— Requirement —
Repeat exactly each line of the data provided below.

— Listed entries —
☆ ☆ ☆ ☆

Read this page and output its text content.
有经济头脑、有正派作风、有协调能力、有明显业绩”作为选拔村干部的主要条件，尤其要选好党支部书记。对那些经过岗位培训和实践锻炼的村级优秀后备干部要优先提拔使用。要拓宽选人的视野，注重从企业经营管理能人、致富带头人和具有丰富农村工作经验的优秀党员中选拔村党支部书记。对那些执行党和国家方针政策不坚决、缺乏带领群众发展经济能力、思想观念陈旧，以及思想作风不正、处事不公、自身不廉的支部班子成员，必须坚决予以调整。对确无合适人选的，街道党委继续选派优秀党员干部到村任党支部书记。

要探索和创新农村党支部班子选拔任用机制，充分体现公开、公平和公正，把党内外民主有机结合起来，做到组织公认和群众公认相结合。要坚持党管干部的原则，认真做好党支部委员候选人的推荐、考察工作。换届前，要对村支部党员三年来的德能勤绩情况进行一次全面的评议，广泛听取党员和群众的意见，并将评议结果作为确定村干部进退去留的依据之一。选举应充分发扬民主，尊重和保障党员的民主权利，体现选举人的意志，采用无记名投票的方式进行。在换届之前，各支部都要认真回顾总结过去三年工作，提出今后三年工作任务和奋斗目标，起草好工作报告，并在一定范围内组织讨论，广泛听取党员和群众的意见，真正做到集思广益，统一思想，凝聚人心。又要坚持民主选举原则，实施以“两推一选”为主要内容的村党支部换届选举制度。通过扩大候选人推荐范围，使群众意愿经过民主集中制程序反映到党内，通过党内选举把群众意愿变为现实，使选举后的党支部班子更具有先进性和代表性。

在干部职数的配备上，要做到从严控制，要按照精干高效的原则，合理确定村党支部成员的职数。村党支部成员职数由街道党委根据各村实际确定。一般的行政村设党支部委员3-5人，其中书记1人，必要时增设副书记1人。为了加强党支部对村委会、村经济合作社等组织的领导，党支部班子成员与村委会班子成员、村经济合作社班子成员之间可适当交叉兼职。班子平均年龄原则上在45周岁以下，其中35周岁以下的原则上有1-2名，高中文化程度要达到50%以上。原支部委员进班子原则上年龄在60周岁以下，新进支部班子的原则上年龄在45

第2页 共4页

☆ ☆ ☆ ☆

— Solution for this problem —
Read this page and output its text content.
有经济头脑、有正派作风、有协调能力、有明显业绩”作为选拔村干部的主要条件，尤其要选好党支部书记。对那些经过岗位培训和实践锻炼的村级优秀后备干部要优先提拔使用。要拓宽选人的视野，注重从企业经营管理能人、致富带头人和具有丰富农村工作经验的优秀党员中选拔村党支部书记。对那些执行党和国家方针政策不坚决、缺乏带领群众发展经济能力、思想观念陈旧，以及思想作风不正、处事不公、自身不廉的支部班子成员，必须坚决予以调整。对确无合适人选的，街道党委继续选派优秀党员干部到村任党支部书记。

要探索和创新农村党支部班子选拔任用机制，充分体现公开、公平和公正，把党内外民主有机结合起来，做到组织公认和群众公认相结合。要坚持党管干部的原则，认真做好党支部委员候选人的推荐、考察工作。换届前，要对村支部党员三年来的德能勤绩情况进行一次全面的评议，广泛听取党员和群众的意见，并将评议结果作为确定村干部进退去留的依据之一。选举应充分发扬民主，尊重和保障党员的民主权利，体现选举人的意志，采用无记名投票的方式进行。在换届之前，各支部都要认真回顾总结过去三年工作，提出今后三年工作任务和奋斗目标，起草好工作报告，并在一定范围内组织讨论，广泛听取党员和群众的意见，真正做到集思广益，统一思想，凝聚人心。又要坚持民主选举原则，实施以“两推一选”为主要内容的村党支部换届选举制度。通过扩大候选人推荐范围，使群众意愿经过民主集中制程序反映到党内，通过党内选举把群众意愿变为现实，使选举后的党支部班子更具有先进性和代表性。

在干部职数的配备上，要做到从严控制，要按照精干高效的原则，合理确定村党支部成员的职数。村党支部成员职数由街道党委根据各村实际确定。一般的行政村设党支部委员3-5人，其中书记1人，必要时增设副书记1人。为了加强党支部对村委会、村经济合作社等组织的领导，党支部班子成员与村委会班子成员、村经济合作社班子成员之间可适当交叉兼职。班子平均年龄原则上在45周岁以下，其中35周岁以下的原则上有1-2名，高中文化程度要达到50%以上。原支部委员进班子原则上年龄在60周岁以下，新进支部班子的原则上年龄在45

第2页 共4页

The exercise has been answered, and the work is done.